Dataset entries:

—————

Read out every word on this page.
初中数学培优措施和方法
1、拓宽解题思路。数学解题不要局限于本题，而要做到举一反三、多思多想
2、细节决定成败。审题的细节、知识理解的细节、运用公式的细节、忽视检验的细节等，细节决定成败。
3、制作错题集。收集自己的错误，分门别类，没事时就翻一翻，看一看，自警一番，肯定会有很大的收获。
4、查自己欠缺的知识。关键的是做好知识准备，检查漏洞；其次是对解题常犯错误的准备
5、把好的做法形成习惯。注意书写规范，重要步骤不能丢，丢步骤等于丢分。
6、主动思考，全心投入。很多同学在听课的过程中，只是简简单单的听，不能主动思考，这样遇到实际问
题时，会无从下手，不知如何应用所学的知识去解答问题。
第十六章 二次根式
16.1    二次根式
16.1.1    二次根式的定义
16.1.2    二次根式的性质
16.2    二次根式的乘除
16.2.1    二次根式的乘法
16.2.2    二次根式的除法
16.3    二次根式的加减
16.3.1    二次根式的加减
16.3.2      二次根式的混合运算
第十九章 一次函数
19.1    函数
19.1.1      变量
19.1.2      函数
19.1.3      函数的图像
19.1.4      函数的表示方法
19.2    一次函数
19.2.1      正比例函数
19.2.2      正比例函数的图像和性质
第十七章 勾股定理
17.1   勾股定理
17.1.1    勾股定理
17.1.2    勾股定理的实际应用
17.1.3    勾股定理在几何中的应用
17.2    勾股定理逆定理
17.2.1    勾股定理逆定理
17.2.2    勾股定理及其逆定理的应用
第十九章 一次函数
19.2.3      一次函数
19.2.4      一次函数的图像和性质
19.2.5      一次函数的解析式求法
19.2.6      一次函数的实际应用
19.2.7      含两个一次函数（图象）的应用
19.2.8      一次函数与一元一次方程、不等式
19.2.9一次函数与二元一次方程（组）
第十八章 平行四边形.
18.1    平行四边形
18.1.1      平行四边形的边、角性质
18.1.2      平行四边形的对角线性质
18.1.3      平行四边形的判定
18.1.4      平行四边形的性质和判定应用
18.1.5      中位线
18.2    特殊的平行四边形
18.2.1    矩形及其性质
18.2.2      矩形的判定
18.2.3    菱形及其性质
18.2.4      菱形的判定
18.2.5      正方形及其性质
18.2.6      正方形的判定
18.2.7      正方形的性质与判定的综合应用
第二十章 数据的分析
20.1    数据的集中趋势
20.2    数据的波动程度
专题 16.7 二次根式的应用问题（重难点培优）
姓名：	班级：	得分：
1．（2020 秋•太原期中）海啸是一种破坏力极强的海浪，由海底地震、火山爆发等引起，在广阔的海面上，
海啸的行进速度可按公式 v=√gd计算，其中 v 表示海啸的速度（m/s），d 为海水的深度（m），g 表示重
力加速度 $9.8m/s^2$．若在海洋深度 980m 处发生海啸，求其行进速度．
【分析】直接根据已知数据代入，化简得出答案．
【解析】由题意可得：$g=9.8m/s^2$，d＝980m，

—————

● **Exercise goal**:
Every line of the data above should be copied exactly.

● **Task response**:
Read out every word on this page.
初中数学培优措施和方法
1、拓宽解题思路。数学解题不要局限于本题，而要做到举一反三、多思多想
2、细节决定成败。审题的细节、知识理解的细节、运用公式的细节、忽视检验的细节等，细节决定成败。
3、制作错题集。收集自己的错误，分门别类，没事时就翻一翻，看一看，自警一番，肯定会有很大的收获。
4、查自己欠缺的知识。关键的是做好知识准备，检查漏洞；其次是对解题常犯错误的准备
5、把好的做法形成习惯。注意书写规范，重要步骤不能丢，丢步骤等于丢分。
6、主动思考，全心投入。很多同学在听课的过程中，只是简简单单的听，不能主动思考，这样遇到实际问
题时，会无从下手，不知如何应用所学的知识去解答问题。
第十六章 二次根式
16.1    二次根式
16.1.1    二次根式的定义
16.1.2    二次根式的性质
16.2    二次根式的乘除
16.2.1    二次根式的乘法
16.2.2    二次根式的除法
16.3    二次根式的加减
16.3.1    二次根式的加减
16.3.2      二次根式的混合运算
第十九章 一次函数
19.1    函数
19.1.1      变量
19.1.2      函数
19.1.3      函数的图像
19.1.4      函数的表示方法
19.2    一次函数
19.2.1      正比例函数
19.2.2      正比例函数的图像和性质
第十七章 勾股定理
17.1   勾股定理
17.1.1    勾股定理
17.1.2    勾股定理的实际应用
17.1.3    勾股定理在几何中的应用
17.2    勾股定理逆定理
17.2.1    勾股定理逆定理
17.2.2    勾股定理及其逆定理的应用
第十九章 一次函数
19.2.3      一次函数
19.2.4      一次函数的图像和性质
19.2.5      一次函数的解析式求法
19.2.6      一次函数的实际应用
19.2.7      含两个一次函数（图象）的应用
19.2.8      一次函数与一元一次方程、不等式
19.2.9一次函数与二元一次方程（组）
第十八章 平行四边形.
18.1    平行四边形
18.1.1      平行四边形的边、角性质
18.1.2      平行四边形的对角线性质
18.1.3      平行四边形的判定
18.1.4      平行四边形的性质和判定应用
18.1.5      中位线
18.2    特殊的平行四边形
18.2.1    矩形及其性质
18.2.2      矩形的判定
18.2.3    菱形及其性质
18.2.4      菱形的判定
18.2.5      正方形及其性质
18.2.6      正方形的判定
18.2.7      正方形的性质与判定的综合应用
第二十章 数据的分析
20.1    数据的集中趋势
20.2    数据的波动程度
专题 16.7 二次根式的应用问题（重难点培优）
姓名：	班级：	得分：
1．（2020 秋•太原期中）海啸是一种破坏力极强的海浪，由海底地震、火山爆发等引起，在广阔的海面上，
海啸的行进速度可按公式 v=√gd计算，其中 v 表示海啸的速度（m/s），d 为海水的深度（m），g 表示重
力加速度 $9.8m/s^2$．若在海洋深度 980m 处发生海啸，求其行进速度．
【分析】直接根据已知数据代入，化简得出答案．
【解析】由题意可得：$g=9.8m/s^2$，d＝980m，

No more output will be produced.